*TASK OBJECTIVE*: Select all lines in the records that include "name".
━━━━━━━━
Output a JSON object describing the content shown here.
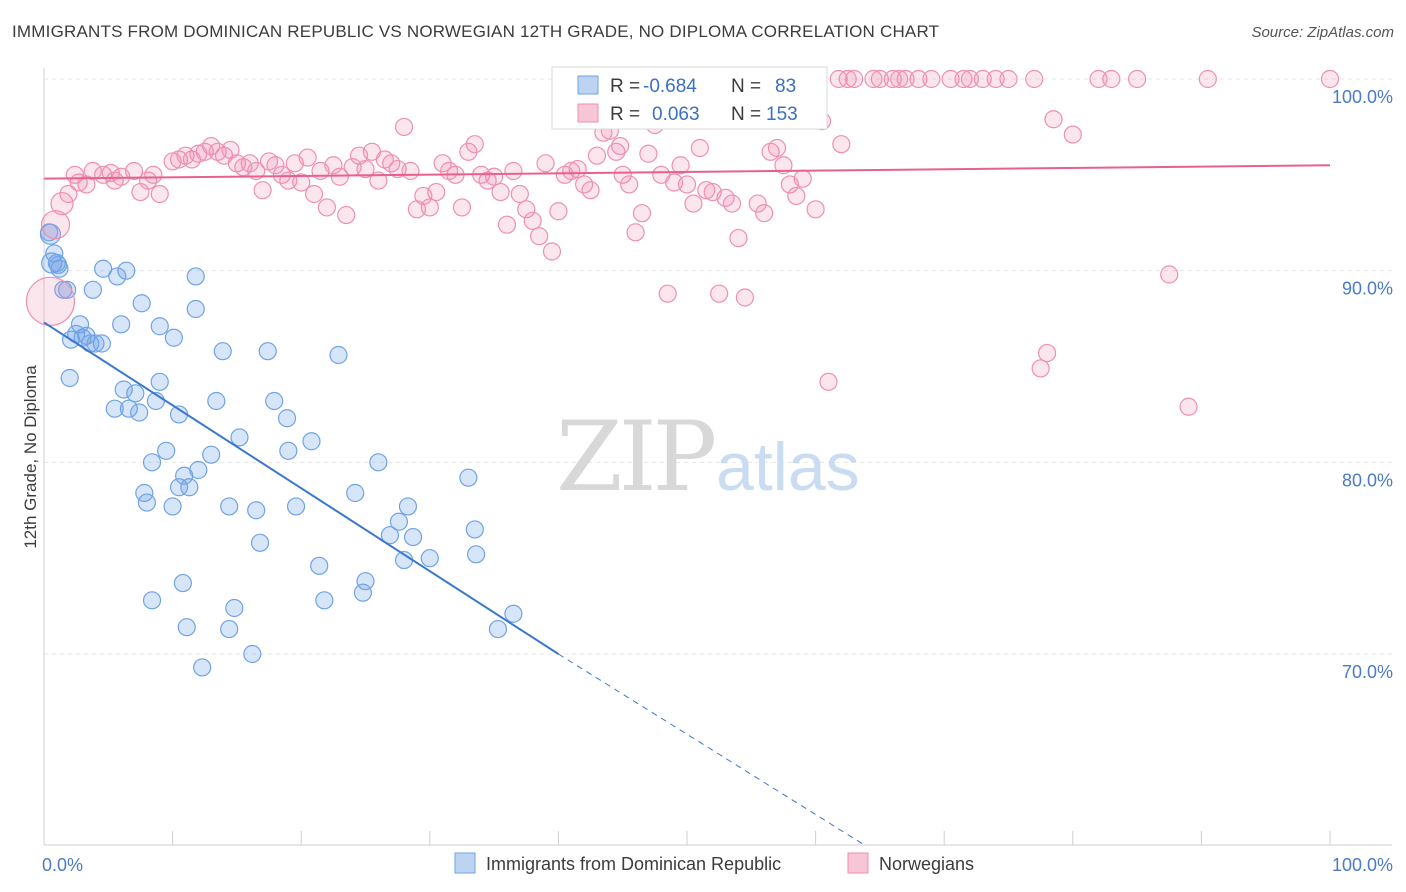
{
  "title": "IMMIGRANTS FROM DOMINICAN REPUBLIC VS NORWEGIAN 12TH GRADE, NO DIPLOMA CORRELATION CHART",
  "source": "Source: ZipAtlas.com",
  "watermark": {
    "zip": "ZIP",
    "atlas": "atlas"
  },
  "colors": {
    "blue": "#6fa3e6",
    "blue_line": "#3a78d0",
    "pink": "#ef8fb0",
    "pink_line": "#e8608e",
    "tick": "#4a7bc8"
  },
  "legend": {
    "rows": [
      {
        "r_label": "R =",
        "r_value": "-0.684",
        "n_label": "N =",
        "n_value": "83"
      },
      {
        "r_label": "R =",
        "r_value": "0.063",
        "n_label": "N =",
        "n_value": "153"
      }
    ]
  },
  "chart_data": {
    "type": "scatter",
    "title": "IMMIGRANTS FROM DOMINICAN REPUBLIC VS NORWEGIAN 12TH GRADE, NO DIPLOMA CORRELATION CHART",
    "xlabel": "",
    "ylabel": "12th Grade, No Diploma",
    "x_tick_labels": [
      "0.0%",
      "100.0%"
    ],
    "y_tick_labels": [
      "70.0%",
      "80.0%",
      "90.0%",
      "100.0%"
    ],
    "y_ticks": [
      70,
      80,
      90,
      100
    ],
    "xlim": [
      0,
      100
    ],
    "ylim": [
      60,
      101
    ],
    "grid": true,
    "legend_position": "bottom",
    "series": [
      {
        "name": "Immigrants from Dominican Republic",
        "r": -0.684,
        "n": 83,
        "trend": {
          "x0": 0,
          "y0": 87.3,
          "x1": 40,
          "y1": 70.0,
          "dash_to_x": 63.8
        },
        "points": [
          [
            0.5,
            91.9
          ],
          [
            0.6,
            90.4
          ],
          [
            0.8,
            90.9
          ],
          [
            1.0,
            90.4
          ],
          [
            1.2,
            90.1
          ],
          [
            1.5,
            89.0
          ],
          [
            1.8,
            89.0
          ],
          [
            2.5,
            86.7
          ],
          [
            2.8,
            87.2
          ],
          [
            3.0,
            86.5
          ],
          [
            3.3,
            86.6
          ],
          [
            3.6,
            86.2
          ],
          [
            4.0,
            86.2
          ],
          [
            4.5,
            86.2
          ],
          [
            2.0,
            84.4
          ],
          [
            3.8,
            89.0
          ],
          [
            4.6,
            90.1
          ],
          [
            5.7,
            89.7
          ],
          [
            6.4,
            90.0
          ],
          [
            7.6,
            88.3
          ],
          [
            6.0,
            87.2
          ],
          [
            9.0,
            87.1
          ],
          [
            10.1,
            86.5
          ],
          [
            11.8,
            89.7
          ],
          [
            11.8,
            88.0
          ],
          [
            13.9,
            85.8
          ],
          [
            17.4,
            85.8
          ],
          [
            22.9,
            85.6
          ],
          [
            6.2,
            83.8
          ],
          [
            7.1,
            83.6
          ],
          [
            5.5,
            82.8
          ],
          [
            6.6,
            82.8
          ],
          [
            7.4,
            82.6
          ],
          [
            8.7,
            83.2
          ],
          [
            9.0,
            84.2
          ],
          [
            10.5,
            82.5
          ],
          [
            13.4,
            83.2
          ],
          [
            15.2,
            81.3
          ],
          [
            17.9,
            83.2
          ],
          [
            18.9,
            82.3
          ],
          [
            19.0,
            80.6
          ],
          [
            20.8,
            81.1
          ],
          [
            9.5,
            80.6
          ],
          [
            8.4,
            80.0
          ],
          [
            10.9,
            79.3
          ],
          [
            12.0,
            79.6
          ],
          [
            13.0,
            80.4
          ],
          [
            26.0,
            80.0
          ],
          [
            33.0,
            79.2
          ],
          [
            7.8,
            78.4
          ],
          [
            8.0,
            77.9
          ],
          [
            10.0,
            77.7
          ],
          [
            10.5,
            78.7
          ],
          [
            11.3,
            78.7
          ],
          [
            14.4,
            77.7
          ],
          [
            16.5,
            77.5
          ],
          [
            19.6,
            77.7
          ],
          [
            24.2,
            78.4
          ],
          [
            28.3,
            77.7
          ],
          [
            27.6,
            76.9
          ],
          [
            26.9,
            76.2
          ],
          [
            28.7,
            76.1
          ],
          [
            33.5,
            76.5
          ],
          [
            16.8,
            75.8
          ],
          [
            21.4,
            74.6
          ],
          [
            28.0,
            74.9
          ],
          [
            30.0,
            75.0
          ],
          [
            33.6,
            75.2
          ],
          [
            10.8,
            73.7
          ],
          [
            21.8,
            72.8
          ],
          [
            25.0,
            73.8
          ],
          [
            24.8,
            73.2
          ],
          [
            8.4,
            72.8
          ],
          [
            14.8,
            72.4
          ],
          [
            36.5,
            72.1
          ],
          [
            11.1,
            71.4
          ],
          [
            14.4,
            71.3
          ],
          [
            35.3,
            71.3
          ],
          [
            12.3,
            69.3
          ],
          [
            16.2,
            70.0
          ],
          [
            0.4,
            92.0
          ],
          [
            1.1,
            90.3
          ],
          [
            2.1,
            86.4
          ]
        ]
      },
      {
        "name": "Norwegians",
        "r": 0.063,
        "n": 153,
        "trend": {
          "x0": 0,
          "y0": 94.8,
          "x1": 100,
          "y1": 95.5
        },
        "points": [
          [
            0.5,
            88.4
          ],
          [
            0.9,
            92.4
          ],
          [
            1.4,
            93.5
          ],
          [
            1.9,
            94.0
          ],
          [
            2.4,
            95.0
          ],
          [
            2.7,
            94.6
          ],
          [
            3.3,
            94.5
          ],
          [
            3.8,
            95.2
          ],
          [
            4.6,
            95.0
          ],
          [
            5.2,
            95.1
          ],
          [
            5.5,
            94.7
          ],
          [
            6.0,
            94.9
          ],
          [
            7.0,
            95.2
          ],
          [
            7.5,
            94.1
          ],
          [
            8.1,
            94.7
          ],
          [
            8.5,
            95.0
          ],
          [
            9.0,
            94.0
          ],
          [
            10.0,
            95.7
          ],
          [
            10.5,
            95.8
          ],
          [
            11.0,
            96.0
          ],
          [
            11.5,
            95.8
          ],
          [
            12.0,
            96.1
          ],
          [
            12.5,
            96.2
          ],
          [
            13.0,
            96.5
          ],
          [
            13.5,
            96.2
          ],
          [
            14.0,
            96.0
          ],
          [
            14.5,
            96.3
          ],
          [
            15.0,
            95.6
          ],
          [
            15.5,
            95.4
          ],
          [
            16.0,
            95.6
          ],
          [
            16.5,
            95.2
          ],
          [
            17.0,
            94.2
          ],
          [
            17.5,
            95.7
          ],
          [
            18.0,
            95.5
          ],
          [
            18.5,
            95.0
          ],
          [
            19.0,
            94.7
          ],
          [
            19.5,
            95.6
          ],
          [
            20.0,
            94.6
          ],
          [
            20.5,
            95.9
          ],
          [
            21.0,
            94.0
          ],
          [
            21.5,
            95.2
          ],
          [
            22.0,
            93.3
          ],
          [
            22.5,
            95.5
          ],
          [
            23.0,
            94.9
          ],
          [
            23.5,
            92.9
          ],
          [
            24.0,
            95.4
          ],
          [
            24.5,
            96.0
          ],
          [
            25.0,
            95.3
          ],
          [
            25.5,
            96.2
          ],
          [
            26.0,
            94.7
          ],
          [
            26.5,
            95.8
          ],
          [
            27.0,
            95.6
          ],
          [
            27.5,
            95.3
          ],
          [
            28.0,
            97.5
          ],
          [
            28.5,
            95.2
          ],
          [
            29.0,
            93.2
          ],
          [
            29.5,
            93.9
          ],
          [
            30.0,
            93.3
          ],
          [
            30.5,
            94.1
          ],
          [
            31.0,
            95.6
          ],
          [
            31.5,
            95.2
          ],
          [
            32.0,
            95.0
          ],
          [
            32.5,
            93.3
          ],
          [
            33.0,
            96.2
          ],
          [
            33.5,
            96.6
          ],
          [
            34.0,
            95.0
          ],
          [
            34.5,
            94.7
          ],
          [
            35.0,
            94.9
          ],
          [
            35.5,
            94.1
          ],
          [
            36.0,
            92.4
          ],
          [
            36.5,
            95.2
          ],
          [
            37.0,
            94.0
          ],
          [
            37.5,
            93.2
          ],
          [
            38.0,
            92.6
          ],
          [
            38.5,
            91.8
          ],
          [
            39.0,
            95.6
          ],
          [
            39.5,
            91.0
          ],
          [
            40.0,
            93.1
          ],
          [
            40.5,
            95.0
          ],
          [
            41.0,
            95.2
          ],
          [
            41.5,
            95.3
          ],
          [
            42.0,
            94.5
          ],
          [
            42.5,
            94.2
          ],
          [
            43.0,
            96.0
          ],
          [
            43.5,
            97.2
          ],
          [
            44.0,
            97.3
          ],
          [
            44.5,
            96.2
          ],
          [
            45.0,
            95.0
          ],
          [
            45.5,
            94.5
          ],
          [
            46.0,
            92.0
          ],
          [
            46.5,
            93.0
          ],
          [
            47.0,
            96.1
          ],
          [
            47.5,
            97.6
          ],
          [
            48.0,
            95.0
          ],
          [
            48.5,
            88.8
          ],
          [
            49.0,
            94.6
          ],
          [
            49.5,
            95.5
          ],
          [
            50.0,
            94.5
          ],
          [
            50.5,
            93.5
          ],
          [
            51.0,
            96.4
          ],
          [
            52.0,
            94.1
          ],
          [
            52.5,
            88.8
          ],
          [
            53.0,
            93.8
          ],
          [
            53.5,
            93.5
          ],
          [
            54.0,
            91.7
          ],
          [
            54.5,
            88.6
          ],
          [
            56.0,
            93.0
          ],
          [
            56.5,
            96.2
          ],
          [
            57.0,
            96.4
          ],
          [
            58.0,
            94.5
          ],
          [
            58.5,
            93.9
          ],
          [
            59.0,
            94.8
          ],
          [
            60.0,
            93.2
          ],
          [
            60.5,
            97.8
          ],
          [
            61.0,
            84.2
          ],
          [
            62.0,
            96.6
          ],
          [
            63.0,
            100.0
          ],
          [
            64.5,
            100.0
          ],
          [
            65.0,
            100.0
          ],
          [
            66.0,
            100.0
          ],
          [
            67.0,
            100.0
          ],
          [
            68.0,
            100.0
          ],
          [
            69.0,
            100.0
          ],
          [
            70.5,
            100.0
          ],
          [
            71.5,
            100.0
          ],
          [
            72.0,
            100.0
          ],
          [
            73.0,
            100.0
          ],
          [
            74.0,
            100.0
          ],
          [
            75.0,
            100.0
          ],
          [
            77.0,
            100.0
          ],
          [
            77.5,
            84.9
          ],
          [
            78.0,
            85.7
          ],
          [
            78.5,
            97.9
          ],
          [
            80.0,
            97.1
          ],
          [
            82.0,
            100.0
          ],
          [
            83.0,
            100.0
          ],
          [
            85.0,
            100.0
          ],
          [
            87.5,
            89.8
          ],
          [
            89.0,
            82.9
          ],
          [
            90.5,
            100.0
          ],
          [
            100.0,
            100.0
          ],
          [
            61.8,
            100.0
          ],
          [
            62.5,
            100.0
          ],
          [
            66.5,
            100.0
          ],
          [
            57.5,
            95.5
          ],
          [
            55.5,
            93.5
          ],
          [
            51.5,
            94.2
          ],
          [
            44.8,
            96.5
          ]
        ]
      }
    ]
  },
  "bottom_legend": {
    "items": [
      {
        "label": "Immigrants from Dominican Republic"
      },
      {
        "label": "Norwegians"
      }
    ]
  }
}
━━━━━━━━
*WRITTEN ANSWER*:
        "name": "Immigrants from Dominican Republic",
        "name": "Norwegians",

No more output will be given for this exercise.